MATERIAL PROVIDED =>
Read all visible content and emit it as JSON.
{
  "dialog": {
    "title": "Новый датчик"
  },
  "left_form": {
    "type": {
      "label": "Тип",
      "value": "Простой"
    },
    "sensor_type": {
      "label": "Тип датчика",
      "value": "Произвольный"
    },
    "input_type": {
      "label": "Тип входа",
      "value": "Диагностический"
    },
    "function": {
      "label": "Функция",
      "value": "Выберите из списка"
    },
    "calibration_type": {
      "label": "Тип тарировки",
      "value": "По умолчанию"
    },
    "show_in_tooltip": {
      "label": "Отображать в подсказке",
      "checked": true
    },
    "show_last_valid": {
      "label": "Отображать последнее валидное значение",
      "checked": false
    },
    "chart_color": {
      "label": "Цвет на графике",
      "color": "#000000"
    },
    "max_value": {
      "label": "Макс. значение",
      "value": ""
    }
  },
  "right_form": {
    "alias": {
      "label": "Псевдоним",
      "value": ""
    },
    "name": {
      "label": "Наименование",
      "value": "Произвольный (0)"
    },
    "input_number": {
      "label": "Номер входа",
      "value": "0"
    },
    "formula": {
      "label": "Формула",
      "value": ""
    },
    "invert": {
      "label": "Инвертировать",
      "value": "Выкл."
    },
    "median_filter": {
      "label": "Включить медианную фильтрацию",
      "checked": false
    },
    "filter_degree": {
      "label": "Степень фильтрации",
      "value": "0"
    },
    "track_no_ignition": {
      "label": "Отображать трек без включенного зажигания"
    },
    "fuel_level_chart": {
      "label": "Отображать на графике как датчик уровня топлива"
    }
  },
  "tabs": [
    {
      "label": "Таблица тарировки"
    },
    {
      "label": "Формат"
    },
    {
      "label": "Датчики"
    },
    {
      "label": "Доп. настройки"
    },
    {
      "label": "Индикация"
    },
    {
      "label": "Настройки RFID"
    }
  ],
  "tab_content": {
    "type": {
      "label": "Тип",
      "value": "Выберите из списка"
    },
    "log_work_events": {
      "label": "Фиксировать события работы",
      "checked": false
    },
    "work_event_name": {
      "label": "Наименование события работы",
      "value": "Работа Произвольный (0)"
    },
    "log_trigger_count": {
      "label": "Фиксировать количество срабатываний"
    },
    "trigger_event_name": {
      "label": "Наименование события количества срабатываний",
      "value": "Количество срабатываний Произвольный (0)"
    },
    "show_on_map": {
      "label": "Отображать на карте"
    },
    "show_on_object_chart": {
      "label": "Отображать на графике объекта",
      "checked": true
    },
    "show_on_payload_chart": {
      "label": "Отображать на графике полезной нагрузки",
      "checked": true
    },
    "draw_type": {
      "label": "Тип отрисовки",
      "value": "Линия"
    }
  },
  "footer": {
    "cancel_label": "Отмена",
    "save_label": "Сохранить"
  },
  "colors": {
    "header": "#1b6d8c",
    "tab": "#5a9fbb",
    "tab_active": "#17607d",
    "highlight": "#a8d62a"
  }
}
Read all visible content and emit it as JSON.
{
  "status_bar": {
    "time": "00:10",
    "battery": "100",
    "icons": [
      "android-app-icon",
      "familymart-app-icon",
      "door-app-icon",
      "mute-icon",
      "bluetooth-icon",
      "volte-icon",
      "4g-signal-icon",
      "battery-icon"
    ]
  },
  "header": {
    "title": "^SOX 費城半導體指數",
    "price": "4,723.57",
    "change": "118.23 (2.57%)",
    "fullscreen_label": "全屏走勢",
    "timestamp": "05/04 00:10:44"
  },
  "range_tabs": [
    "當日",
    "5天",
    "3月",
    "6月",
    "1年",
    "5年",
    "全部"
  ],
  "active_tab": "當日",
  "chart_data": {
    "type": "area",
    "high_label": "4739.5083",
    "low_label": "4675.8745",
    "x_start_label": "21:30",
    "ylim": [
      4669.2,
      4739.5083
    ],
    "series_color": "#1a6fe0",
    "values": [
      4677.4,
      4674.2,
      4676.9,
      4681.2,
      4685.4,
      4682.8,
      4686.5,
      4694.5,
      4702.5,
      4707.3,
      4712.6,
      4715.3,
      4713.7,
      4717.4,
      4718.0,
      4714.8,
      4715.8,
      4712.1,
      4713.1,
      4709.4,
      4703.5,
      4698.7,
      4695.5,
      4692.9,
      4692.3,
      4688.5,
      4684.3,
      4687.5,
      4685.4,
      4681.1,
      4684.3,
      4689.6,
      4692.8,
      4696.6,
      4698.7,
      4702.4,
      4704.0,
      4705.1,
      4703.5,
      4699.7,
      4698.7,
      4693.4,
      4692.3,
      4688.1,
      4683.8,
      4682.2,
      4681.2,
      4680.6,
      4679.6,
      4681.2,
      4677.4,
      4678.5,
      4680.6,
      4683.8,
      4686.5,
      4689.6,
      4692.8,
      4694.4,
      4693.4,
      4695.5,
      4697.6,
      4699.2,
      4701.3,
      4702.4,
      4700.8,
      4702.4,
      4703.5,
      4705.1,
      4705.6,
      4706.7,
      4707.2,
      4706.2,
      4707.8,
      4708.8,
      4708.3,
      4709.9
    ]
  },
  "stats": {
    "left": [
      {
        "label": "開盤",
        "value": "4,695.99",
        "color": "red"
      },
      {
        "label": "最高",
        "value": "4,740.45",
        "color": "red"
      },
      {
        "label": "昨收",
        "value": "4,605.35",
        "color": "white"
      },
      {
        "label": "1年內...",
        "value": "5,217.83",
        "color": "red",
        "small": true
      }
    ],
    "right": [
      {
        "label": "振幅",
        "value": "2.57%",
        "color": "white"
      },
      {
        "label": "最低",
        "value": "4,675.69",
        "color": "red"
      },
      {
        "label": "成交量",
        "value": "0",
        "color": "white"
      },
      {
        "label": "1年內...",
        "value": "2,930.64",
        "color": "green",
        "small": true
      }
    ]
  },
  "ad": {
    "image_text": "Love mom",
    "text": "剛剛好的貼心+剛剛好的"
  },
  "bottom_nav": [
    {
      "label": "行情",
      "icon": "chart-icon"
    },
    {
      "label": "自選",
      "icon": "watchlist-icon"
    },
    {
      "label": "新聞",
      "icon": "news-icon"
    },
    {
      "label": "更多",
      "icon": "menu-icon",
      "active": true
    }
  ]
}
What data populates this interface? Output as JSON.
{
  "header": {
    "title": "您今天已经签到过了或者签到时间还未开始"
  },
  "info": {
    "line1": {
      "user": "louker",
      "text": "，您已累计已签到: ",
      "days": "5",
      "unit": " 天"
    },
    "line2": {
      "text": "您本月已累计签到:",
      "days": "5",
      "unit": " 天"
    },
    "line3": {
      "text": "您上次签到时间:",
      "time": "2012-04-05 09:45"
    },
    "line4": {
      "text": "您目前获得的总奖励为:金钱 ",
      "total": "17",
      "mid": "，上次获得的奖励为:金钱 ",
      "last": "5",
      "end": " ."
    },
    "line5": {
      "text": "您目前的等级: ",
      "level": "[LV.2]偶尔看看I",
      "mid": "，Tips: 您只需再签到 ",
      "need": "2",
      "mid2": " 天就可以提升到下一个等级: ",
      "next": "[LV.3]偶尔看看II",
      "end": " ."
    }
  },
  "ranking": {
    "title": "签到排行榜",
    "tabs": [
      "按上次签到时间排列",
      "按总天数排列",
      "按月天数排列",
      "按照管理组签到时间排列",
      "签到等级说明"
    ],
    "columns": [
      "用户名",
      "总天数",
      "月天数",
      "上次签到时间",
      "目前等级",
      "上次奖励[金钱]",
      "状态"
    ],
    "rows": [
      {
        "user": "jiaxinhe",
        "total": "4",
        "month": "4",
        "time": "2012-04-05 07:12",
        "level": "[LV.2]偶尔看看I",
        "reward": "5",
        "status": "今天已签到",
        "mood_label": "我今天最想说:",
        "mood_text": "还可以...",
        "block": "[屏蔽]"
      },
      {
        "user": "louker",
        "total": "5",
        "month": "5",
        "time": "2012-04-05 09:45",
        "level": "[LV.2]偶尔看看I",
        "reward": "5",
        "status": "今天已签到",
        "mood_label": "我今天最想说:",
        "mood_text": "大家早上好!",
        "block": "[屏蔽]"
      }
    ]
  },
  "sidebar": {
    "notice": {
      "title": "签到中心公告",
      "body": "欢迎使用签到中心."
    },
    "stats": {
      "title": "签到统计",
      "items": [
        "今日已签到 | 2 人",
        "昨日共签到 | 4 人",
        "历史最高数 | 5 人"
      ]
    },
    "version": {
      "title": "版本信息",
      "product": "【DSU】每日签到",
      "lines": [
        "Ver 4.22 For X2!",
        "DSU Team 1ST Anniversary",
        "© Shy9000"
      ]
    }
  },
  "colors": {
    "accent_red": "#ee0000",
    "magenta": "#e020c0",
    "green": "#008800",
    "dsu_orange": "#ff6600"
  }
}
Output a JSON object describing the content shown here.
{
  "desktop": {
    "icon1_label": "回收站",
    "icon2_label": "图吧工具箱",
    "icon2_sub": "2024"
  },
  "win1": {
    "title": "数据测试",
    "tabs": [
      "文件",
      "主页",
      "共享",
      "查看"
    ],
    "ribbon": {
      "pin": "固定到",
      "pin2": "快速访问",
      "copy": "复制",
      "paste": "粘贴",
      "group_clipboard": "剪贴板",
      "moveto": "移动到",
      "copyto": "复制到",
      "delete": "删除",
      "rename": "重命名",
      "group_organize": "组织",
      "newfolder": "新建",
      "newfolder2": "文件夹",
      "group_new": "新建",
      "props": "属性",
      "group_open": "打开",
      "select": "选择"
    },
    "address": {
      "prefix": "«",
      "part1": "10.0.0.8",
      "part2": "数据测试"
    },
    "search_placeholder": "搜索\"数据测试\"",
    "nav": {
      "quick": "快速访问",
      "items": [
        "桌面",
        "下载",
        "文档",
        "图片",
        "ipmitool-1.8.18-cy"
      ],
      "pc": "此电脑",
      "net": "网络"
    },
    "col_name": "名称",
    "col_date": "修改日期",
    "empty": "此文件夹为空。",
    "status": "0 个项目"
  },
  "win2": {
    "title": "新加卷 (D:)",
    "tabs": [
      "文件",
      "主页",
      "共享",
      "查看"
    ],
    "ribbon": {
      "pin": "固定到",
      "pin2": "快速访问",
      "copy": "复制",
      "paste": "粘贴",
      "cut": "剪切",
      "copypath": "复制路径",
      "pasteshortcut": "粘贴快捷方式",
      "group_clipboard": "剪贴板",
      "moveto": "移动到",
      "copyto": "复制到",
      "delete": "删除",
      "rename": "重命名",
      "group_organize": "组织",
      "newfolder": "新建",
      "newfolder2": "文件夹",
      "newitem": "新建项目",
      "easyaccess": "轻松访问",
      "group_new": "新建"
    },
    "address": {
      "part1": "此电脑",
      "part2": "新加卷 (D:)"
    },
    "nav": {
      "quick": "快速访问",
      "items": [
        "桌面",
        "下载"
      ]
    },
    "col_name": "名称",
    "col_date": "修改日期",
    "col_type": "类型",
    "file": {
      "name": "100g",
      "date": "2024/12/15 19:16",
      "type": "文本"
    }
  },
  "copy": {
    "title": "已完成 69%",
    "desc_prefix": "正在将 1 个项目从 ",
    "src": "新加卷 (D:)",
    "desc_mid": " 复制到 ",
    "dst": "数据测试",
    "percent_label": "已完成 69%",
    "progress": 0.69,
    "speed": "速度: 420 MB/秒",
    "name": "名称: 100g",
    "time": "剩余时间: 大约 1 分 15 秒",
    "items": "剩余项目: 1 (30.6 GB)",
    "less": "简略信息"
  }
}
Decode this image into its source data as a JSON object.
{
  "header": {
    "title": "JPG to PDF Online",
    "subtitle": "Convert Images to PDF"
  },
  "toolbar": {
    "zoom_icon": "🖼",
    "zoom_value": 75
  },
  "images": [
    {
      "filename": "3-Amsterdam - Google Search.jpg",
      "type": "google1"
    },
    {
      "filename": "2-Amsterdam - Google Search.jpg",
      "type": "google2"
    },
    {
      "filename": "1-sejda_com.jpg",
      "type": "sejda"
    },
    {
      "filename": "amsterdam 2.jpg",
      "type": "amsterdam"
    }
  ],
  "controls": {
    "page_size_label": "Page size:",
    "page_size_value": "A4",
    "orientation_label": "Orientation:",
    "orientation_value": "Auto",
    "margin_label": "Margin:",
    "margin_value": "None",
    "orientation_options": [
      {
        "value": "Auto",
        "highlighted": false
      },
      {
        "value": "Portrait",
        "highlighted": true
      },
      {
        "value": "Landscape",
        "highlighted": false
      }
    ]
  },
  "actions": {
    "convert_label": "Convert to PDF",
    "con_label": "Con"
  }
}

PROBLEM TO WORK ON => Count how many lines in the data above hold the string "Произвольный", and give the number with no other words.

REPLY TO THE TASK => 4